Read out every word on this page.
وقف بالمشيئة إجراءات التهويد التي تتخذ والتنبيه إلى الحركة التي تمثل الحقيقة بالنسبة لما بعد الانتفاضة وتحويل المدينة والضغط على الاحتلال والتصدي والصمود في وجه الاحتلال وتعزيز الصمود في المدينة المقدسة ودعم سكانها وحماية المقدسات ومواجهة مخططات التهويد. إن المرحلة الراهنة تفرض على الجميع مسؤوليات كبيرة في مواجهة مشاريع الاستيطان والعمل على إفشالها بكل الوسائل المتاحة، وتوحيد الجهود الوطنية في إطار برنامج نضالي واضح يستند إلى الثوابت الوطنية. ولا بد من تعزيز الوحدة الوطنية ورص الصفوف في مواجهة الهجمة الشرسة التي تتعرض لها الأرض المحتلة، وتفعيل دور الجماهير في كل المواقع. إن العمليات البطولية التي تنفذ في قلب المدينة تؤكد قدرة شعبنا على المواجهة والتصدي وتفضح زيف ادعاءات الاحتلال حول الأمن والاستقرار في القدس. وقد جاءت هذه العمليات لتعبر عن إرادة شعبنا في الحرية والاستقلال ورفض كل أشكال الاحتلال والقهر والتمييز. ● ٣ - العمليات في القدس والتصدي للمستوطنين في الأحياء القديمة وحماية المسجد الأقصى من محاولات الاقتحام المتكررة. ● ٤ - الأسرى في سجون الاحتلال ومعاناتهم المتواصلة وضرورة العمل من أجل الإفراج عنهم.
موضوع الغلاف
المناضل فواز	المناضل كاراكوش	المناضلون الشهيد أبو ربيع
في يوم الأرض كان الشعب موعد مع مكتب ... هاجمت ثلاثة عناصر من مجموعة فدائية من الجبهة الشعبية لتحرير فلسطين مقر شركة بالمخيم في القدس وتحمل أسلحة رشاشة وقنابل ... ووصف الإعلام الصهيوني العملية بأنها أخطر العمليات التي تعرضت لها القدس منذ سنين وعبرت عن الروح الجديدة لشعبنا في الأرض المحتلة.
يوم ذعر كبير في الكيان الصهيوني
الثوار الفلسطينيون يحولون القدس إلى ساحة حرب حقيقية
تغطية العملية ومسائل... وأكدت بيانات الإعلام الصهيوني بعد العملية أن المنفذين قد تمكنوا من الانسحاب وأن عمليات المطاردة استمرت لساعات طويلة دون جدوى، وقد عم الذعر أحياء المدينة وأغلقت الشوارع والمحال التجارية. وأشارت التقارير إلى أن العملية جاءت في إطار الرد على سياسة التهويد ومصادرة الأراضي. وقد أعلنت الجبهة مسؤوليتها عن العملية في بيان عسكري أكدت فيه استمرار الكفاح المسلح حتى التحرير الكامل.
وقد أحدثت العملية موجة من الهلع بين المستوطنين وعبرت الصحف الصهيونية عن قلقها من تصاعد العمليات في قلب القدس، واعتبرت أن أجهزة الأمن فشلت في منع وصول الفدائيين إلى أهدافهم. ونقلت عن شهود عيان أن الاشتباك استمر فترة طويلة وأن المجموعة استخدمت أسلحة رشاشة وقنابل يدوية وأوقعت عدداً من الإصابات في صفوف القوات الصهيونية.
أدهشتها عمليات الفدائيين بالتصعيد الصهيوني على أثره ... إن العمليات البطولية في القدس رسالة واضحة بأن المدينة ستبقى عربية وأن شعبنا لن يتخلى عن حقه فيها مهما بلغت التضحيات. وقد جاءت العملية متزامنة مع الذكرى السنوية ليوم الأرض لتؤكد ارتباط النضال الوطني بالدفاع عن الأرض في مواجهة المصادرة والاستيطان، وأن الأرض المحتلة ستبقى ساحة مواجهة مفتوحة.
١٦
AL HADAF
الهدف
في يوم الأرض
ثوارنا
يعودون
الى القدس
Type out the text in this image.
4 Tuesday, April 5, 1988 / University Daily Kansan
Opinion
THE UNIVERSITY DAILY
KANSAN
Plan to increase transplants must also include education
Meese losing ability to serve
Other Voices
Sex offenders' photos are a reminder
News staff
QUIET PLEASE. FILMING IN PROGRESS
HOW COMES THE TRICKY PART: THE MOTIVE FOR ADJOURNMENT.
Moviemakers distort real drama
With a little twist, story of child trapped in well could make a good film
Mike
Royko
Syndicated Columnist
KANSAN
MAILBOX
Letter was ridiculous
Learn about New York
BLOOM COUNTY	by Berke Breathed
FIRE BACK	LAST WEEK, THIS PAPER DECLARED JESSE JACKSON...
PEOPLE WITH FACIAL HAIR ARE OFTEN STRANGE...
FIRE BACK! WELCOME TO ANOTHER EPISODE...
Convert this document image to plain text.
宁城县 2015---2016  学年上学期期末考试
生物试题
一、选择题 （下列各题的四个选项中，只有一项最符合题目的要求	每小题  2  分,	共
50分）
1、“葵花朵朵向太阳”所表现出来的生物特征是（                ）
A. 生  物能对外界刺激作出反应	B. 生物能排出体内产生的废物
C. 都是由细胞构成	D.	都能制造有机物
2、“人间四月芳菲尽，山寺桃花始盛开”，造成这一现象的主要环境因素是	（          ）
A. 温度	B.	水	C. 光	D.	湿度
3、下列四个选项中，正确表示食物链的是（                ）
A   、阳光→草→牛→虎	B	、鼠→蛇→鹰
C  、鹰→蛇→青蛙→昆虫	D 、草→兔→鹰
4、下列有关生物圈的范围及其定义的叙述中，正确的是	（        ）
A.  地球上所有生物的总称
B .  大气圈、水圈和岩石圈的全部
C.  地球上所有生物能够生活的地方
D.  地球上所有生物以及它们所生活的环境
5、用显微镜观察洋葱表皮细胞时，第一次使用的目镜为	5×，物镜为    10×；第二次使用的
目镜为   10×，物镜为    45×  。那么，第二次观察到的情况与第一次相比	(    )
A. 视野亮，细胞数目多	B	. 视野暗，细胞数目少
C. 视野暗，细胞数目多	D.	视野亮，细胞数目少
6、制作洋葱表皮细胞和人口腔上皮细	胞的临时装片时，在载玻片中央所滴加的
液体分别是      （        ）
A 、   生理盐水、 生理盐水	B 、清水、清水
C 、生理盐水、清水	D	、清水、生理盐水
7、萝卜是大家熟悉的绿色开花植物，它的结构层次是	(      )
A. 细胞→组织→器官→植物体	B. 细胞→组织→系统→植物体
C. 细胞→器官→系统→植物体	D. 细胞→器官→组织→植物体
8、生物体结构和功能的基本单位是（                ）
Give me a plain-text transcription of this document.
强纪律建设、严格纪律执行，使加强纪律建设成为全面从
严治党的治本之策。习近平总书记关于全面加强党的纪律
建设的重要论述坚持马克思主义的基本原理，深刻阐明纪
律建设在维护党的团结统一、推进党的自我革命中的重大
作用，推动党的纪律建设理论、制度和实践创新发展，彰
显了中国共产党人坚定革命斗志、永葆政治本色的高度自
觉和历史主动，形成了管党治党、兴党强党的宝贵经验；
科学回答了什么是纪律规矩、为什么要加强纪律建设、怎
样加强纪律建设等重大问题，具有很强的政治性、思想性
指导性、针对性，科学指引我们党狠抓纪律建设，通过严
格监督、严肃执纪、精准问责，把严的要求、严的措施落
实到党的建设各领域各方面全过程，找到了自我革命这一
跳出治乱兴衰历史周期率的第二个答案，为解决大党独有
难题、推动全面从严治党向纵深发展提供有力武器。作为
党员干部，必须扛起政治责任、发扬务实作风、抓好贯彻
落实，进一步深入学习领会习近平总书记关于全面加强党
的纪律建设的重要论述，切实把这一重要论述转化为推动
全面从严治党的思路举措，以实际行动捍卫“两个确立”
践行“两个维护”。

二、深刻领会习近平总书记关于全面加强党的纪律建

• PROBLEM DESCRIPTION
Reproduce the whole listing word for word.

• EXPECTED ANSWER
Read out every word on this page.
وقف بالمشيئة إجراءات التهويد التي تتخذ والتنبيه إلى الحركة التي تمثل الحقيقة بالنسبة لما بعد الانتفاضة وتحويل المدينة والضغط على الاحتلال والتصدي والصمود في وجه الاحتلال وتعزيز الصمود في المدينة المقدسة ودعم سكانها وحماية المقدسات ومواجهة مخططات التهويد. إن المرحلة الراهنة تفرض على الجميع مسؤوليات كبيرة في مواجهة مشاريع الاستيطان والعمل على إفشالها بكل الوسائل المتاحة، وتوحيد الجهود الوطنية في إطار برنامج نضالي واضح يستند إلى الثوابت الوطنية. ولا بد من تعزيز الوحدة الوطنية ورص الصفوف في مواجهة الهجمة الشرسة التي تتعرض لها الأرض المحتلة، وتفعيل دور الجماهير في كل المواقع. إن العمليات البطولية التي تنفذ في قلب المدينة تؤكد قدرة شعبنا على المواجهة والتصدي وتفضح زيف ادعاءات الاحتلال حول الأمن والاستقرار في القدس. وقد جاءت هذه العمليات لتعبر عن إرادة شعبنا في الحرية والاستقلال ورفض كل أشكال الاحتلال والقهر والتمييز. ● ٣ - العمليات في القدس والتصدي للمستوطنين في الأحياء القديمة وحماية المسجد الأقصى من محاولات الاقتحام المتكررة. ● ٤ - الأسرى في سجون الاحتلال ومعاناتهم المتواصلة وضرورة العمل من أجل الإفراج عنهم.
موضوع الغلاف
المناضل فواز	المناضل كاراكوش	المناضلون الشهيد أبو ربيع
في يوم الأرض كان الشعب موعد مع مكتب ... هاجمت ثلاثة عناصر من مجموعة فدائية من الجبهة الشعبية لتحرير فلسطين مقر شركة بالمخيم في القدس وتحمل أسلحة رشاشة وقنابل ... ووصف الإعلام الصهيوني العملية بأنها أخطر العمليات التي تعرضت لها القدس منذ سنين وعبرت عن الروح الجديدة لشعبنا في الأرض المحتلة.
يوم ذعر كبير في الكيان الصهيوني
الثوار الفلسطينيون يحولون القدس إلى ساحة حرب حقيقية
تغطية العملية ومسائل... وأكدت بيانات الإعلام الصهيوني بعد العملية أن المنفذين قد تمكنوا من الانسحاب وأن عمليات المطاردة استمرت لساعات طويلة دون جدوى، وقد عم الذعر أحياء المدينة وأغلقت الشوارع والمحال التجارية. وأشارت التقارير إلى أن العملية جاءت في إطار الرد على سياسة التهويد ومصادرة الأراضي. وقد أعلنت الجبهة مسؤوليتها عن العملية في بيان عسكري أكدت فيه استمرار الكفاح المسلح حتى التحرير الكامل.
وقد أحدثت العملية موجة من الهلع بين المستوطنين وعبرت الصحف الصهيونية عن قلقها من تصاعد العمليات في قلب القدس، واعتبرت أن أجهزة الأمن فشلت في منع وصول الفدائيين إلى أهدافهم. ونقلت عن شهود عيان أن الاشتباك استمر فترة طويلة وأن المجموعة استخدمت أسلحة رشاشة وقنابل يدوية وأوقعت عدداً من الإصابات في صفوف القوات الصهيونية.
أدهشتها عمليات الفدائيين بالتصعيد الصهيوني على أثره ... إن العمليات البطولية في القدس رسالة واضحة بأن المدينة ستبقى عربية وأن شعبنا لن يتخلى عن حقه فيها مهما بلغت التضحيات. وقد جاءت العملية متزامنة مع الذكرى السنوية ليوم الأرض لتؤكد ارتباط النضال الوطني بالدفاع عن الأرض في مواجهة المصادرة والاستيطان، وأن الأرض المحتلة ستبقى ساحة مواجهة مفتوحة.
١٦
AL HADAF
الهدف
في يوم الأرض
ثوارنا
يعودون
الى القدس
Type out the text in this image.
4 Tuesday, April 5, 1988 / University Daily Kansan
Opinion
THE UNIVERSITY DAILY
KANSAN
Plan to increase transplants must also include education
Meese losing ability to serve
Other Voices
Sex offenders' photos are a reminder
News staff
QUIET PLEASE. FILMING IN PROGRESS
HOW COMES THE TRICKY PART: THE MOTIVE FOR ADJOURNMENT.
Moviemakers distort real drama
With a little twist, story of child trapped in well could make a good film
Mike
Royko
Syndicated Columnist
KANSAN
MAILBOX
Letter was ridiculous
Learn about New York
BLOOM COUNTY	by Berke Breathed
FIRE BACK	LAST WEEK, THIS PAPER DECLARED JESSE JACKSON...
PEOPLE WITH FACIAL HAIR ARE OFTEN STRANGE...
FIRE BACK! WELCOME TO ANOTHER EPISODE...
Convert this document image to plain text.
宁城县 2015---2016  学年上学期期末考试
生物试题
一、选择题 （下列各题的四个选项中，只有一项最符合题目的要求	每小题  2  分,	共
50分）
1、“葵花朵朵向太阳”所表现出来的生物特征是（                ）
A. 生  物能对外界刺激作出反应	B. 生物能排出体内产生的废物
C. 都是由细胞构成	D.	都能制造有机物
2、“人间四月芳菲尽，山寺桃花始盛开”，造成这一现象的主要环境因素是	（          ）
A. 温度	B.	水	C. 光	D.	湿度
3、下列四个选项中，正确表示食物链的是（                ）
A   、阳光→草→牛→虎	B	、鼠→蛇→鹰
C  、鹰→蛇→青蛙→昆虫	D 、草→兔→鹰
4、下列有关生物圈的范围及其定义的叙述中，正确的是	（        ）
A.  地球上所有生物的总称
B .  大气圈、水圈和岩石圈的全部
C.  地球上所有生物能够生活的地方
D.  地球上所有生物以及它们所生活的环境
5、用显微镜观察洋葱表皮细胞时，第一次使用的目镜为	5×，物镜为    10×；第二次使用的
目镜为   10×，物镜为    45×  。那么，第二次观察到的情况与第一次相比	(    )
A. 视野亮，细胞数目多	B	. 视野暗，细胞数目少
C. 视野暗，细胞数目多	D.	视野亮，细胞数目少
6、制作洋葱表皮细胞和人口腔上皮细	胞的临时装片时，在载玻片中央所滴加的
液体分别是      （        ）
A 、   生理盐水、 生理盐水	B 、清水、清水
C 、生理盐水、清水	D	、清水、生理盐水
7、萝卜是大家熟悉的绿色开花植物，它的结构层次是	(      )
A. 细胞→组织→器官→植物体	B. 细胞→组织→系统→植物体
C. 细胞→器官→系统→植物体	D. 细胞→器官→组织→植物体
8、生物体结构和功能的基本单位是（                ）
Give me a plain-text transcription of this document.
强纪律建设、严格纪律执行，使加强纪律建设成为全面从
严治党的治本之策。习近平总书记关于全面加强党的纪律
建设的重要论述坚持马克思主义的基本原理，深刻阐明纪
律建设在维护党的团结统一、推进党的自我革命中的重大
作用，推动党的纪律建设理论、制度和实践创新发展，彰
显了中国共产党人坚定革命斗志、永葆政治本色的高度自
觉和历史主动，形成了管党治党、兴党强党的宝贵经验；
科学回答了什么是纪律规矩、为什么要加强纪律建设、怎
样加强纪律建设等重大问题，具有很强的政治性、思想性
指导性、针对性，科学指引我们党狠抓纪律建设，通过严
格监督、严肃执纪、精准问责，把严的要求、严的措施落
实到党的建设各领域各方面全过程，找到了自我革命这一
跳出治乱兴衰历史周期率的第二个答案，为解决大党独有
难题、推动全面从严治党向纵深发展提供有力武器。作为
党员干部，必须扛起政治责任、发扬务实作风、抓好贯彻
落实，进一步深入学习领会习近平总书记关于全面加强党
的纪律建设的重要论述，切实把这一重要论述转化为推动
全面从严治党的思路举措，以实际行动捍卫“两个确立”
践行“两个维护”。

二、深刻领会习近平总书记关于全面加强党的纪律建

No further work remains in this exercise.